*Exercise*
Below are some records; return each one exactly.

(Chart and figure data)
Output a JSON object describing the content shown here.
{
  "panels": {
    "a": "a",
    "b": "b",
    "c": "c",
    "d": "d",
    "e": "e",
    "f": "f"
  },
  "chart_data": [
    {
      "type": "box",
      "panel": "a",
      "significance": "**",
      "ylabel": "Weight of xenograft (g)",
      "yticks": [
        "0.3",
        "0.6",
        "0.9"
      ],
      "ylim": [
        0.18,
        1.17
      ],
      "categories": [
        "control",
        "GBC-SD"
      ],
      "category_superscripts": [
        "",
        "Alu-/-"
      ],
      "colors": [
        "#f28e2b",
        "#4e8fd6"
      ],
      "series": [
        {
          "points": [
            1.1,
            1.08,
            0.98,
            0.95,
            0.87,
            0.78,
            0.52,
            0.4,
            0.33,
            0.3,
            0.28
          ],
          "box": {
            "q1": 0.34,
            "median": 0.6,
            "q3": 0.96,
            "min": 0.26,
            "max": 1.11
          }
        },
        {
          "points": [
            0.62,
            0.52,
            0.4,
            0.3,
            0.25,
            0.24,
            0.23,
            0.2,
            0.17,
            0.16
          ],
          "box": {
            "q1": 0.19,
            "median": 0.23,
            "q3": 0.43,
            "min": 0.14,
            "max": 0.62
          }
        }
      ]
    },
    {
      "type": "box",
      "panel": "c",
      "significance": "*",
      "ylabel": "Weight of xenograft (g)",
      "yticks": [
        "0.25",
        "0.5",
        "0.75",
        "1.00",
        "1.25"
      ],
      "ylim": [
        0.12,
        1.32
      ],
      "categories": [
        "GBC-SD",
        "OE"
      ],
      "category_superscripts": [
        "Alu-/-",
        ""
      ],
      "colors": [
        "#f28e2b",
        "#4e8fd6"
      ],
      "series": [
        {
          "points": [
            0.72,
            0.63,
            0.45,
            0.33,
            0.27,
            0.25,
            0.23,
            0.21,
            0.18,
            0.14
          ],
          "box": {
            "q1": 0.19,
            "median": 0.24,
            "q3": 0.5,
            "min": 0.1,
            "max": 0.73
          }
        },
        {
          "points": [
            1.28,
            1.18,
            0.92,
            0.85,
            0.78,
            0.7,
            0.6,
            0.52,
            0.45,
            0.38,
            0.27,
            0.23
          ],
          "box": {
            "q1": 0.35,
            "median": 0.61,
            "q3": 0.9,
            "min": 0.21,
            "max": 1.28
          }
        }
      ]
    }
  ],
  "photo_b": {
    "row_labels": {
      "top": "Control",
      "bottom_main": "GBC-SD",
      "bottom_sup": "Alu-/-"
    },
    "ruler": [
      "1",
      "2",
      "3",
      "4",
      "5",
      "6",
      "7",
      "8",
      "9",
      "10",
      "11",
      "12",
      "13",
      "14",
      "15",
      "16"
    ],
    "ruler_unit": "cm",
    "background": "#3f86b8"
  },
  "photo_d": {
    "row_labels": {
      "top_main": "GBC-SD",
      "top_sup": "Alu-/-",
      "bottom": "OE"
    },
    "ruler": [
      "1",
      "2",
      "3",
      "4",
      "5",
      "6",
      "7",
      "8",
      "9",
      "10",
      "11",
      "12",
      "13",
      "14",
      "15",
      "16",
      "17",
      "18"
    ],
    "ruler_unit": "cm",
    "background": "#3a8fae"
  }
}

*Response to the task*
Output a JSON object describing the content shown here.
{
  "panels": {
    "a": "a",
    "b": "b",
    "c": "c",
    "d": "d",
    "e": "e",
    "f": "f"
  },
  "chart_data": [
    {
      "type": "box",
      "panel": "a",
      "significance": "**",
      "ylabel": "Weight of xenograft (g)",
      "yticks": [
        "0.3",
        "0.6",
        "0.9"
      ],
      "ylim": [
        0.18,
        1.17
      ],
      "categories": [
        "control",
        "GBC-SD"
      ],
      "category_superscripts": [
        "",
        "Alu-/-"
      ],
      "colors": [
        "#f28e2b",
        "#4e8fd6"
      ],
      "series": [
        {
          "points": [
            1.1,
            1.08,
            0.98,
            0.95,
            0.87,
            0.78,
            0.52,
            0.4,
            0.33,
            0.3,
            0.28
          ],
          "box": {
            "q1": 0.34,
            "median": 0.6,
            "q3": 0.96,
            "min": 0.26,
            "max": 1.11
          }
        },
        {
          "points": [
            0.62,
            0.52,
            0.4,
            0.3,
            0.25,
            0.24,
            0.23,
            0.2,
            0.17,
            0.16
          ],
          "box": {
            "q1": 0.19,
            "median": 0.23,
            "q3": 0.43,
            "min": 0.14,
            "max": 0.62
          }
        }
      ]
    },
    {
      "type": "box",
      "panel": "c",
      "significance": "*",
      "ylabel": "Weight of xenograft (g)",
      "yticks": [
        "0.25",
        "0.5",
        "0.75",
        "1.00",
        "1.25"
      ],
      "ylim": [
        0.12,
        1.32
      ],
      "categories": [
        "GBC-SD",
        "OE"
      ],
      "category_superscripts": [
        "Alu-/-",
        ""
      ],
      "colors": [
        "#f28e2b",
        "#4e8fd6"
      ],
      "series": [
        {
          "points": [
            0.72,
            0.63,
            0.45,
            0.33,
            0.27,
            0.25,
            0.23,
            0.21,
            0.18,
            0.14
          ],
          "box": {
            "q1": 0.19,
            "median": 0.24,
            "q3": 0.5,
            "min": 0.1,
            "max": 0.73
          }
        },
        {
          "points": [
            1.28,
            1.18,
            0.92,
            0.85,
            0.78,
            0.7,
            0.6,
            0.52,
            0.45,
            0.38,
            0.27,
            0.23
          ],
          "box": {
            "q1": 0.35,
            "median": 0.61,
            "q3": 0.9,
            "min": 0.21,
            "max": 1.28
          }
        }
      ]
    }
  ],
  "photo_b": {
    "row_labels": {
      "top": "Control",
      "bottom_main": "GBC-SD",
      "bottom_sup": "Alu-/-"
    },
    "ruler": [
      "1",
      "2",
      "3",
      "4",
      "5",
      "6",
      "7",
      "8",
      "9",
      "10",
      "11",
      "12",
      "13",
      "14",
      "15",
      "16"
    ],
    "ruler_unit": "cm",
    "background": "#3f86b8"
  },
  "photo_d": {
    "row_labels": {
      "top_main": "GBC-SD",
      "top_sup": "Alu-/-",
      "bottom": "OE"
    },
    "ruler": [
      "1",
      "2",
      "3",
      "4",
      "5",
      "6",
      "7",
      "8",
      "9",
      "10",
      "11",
      "12",
      "13",
      "14",
      "15",
      "16",
      "17",
      "18"
    ],
    "ruler_unit": "cm",
    "background": "#3a8fae"
  }
}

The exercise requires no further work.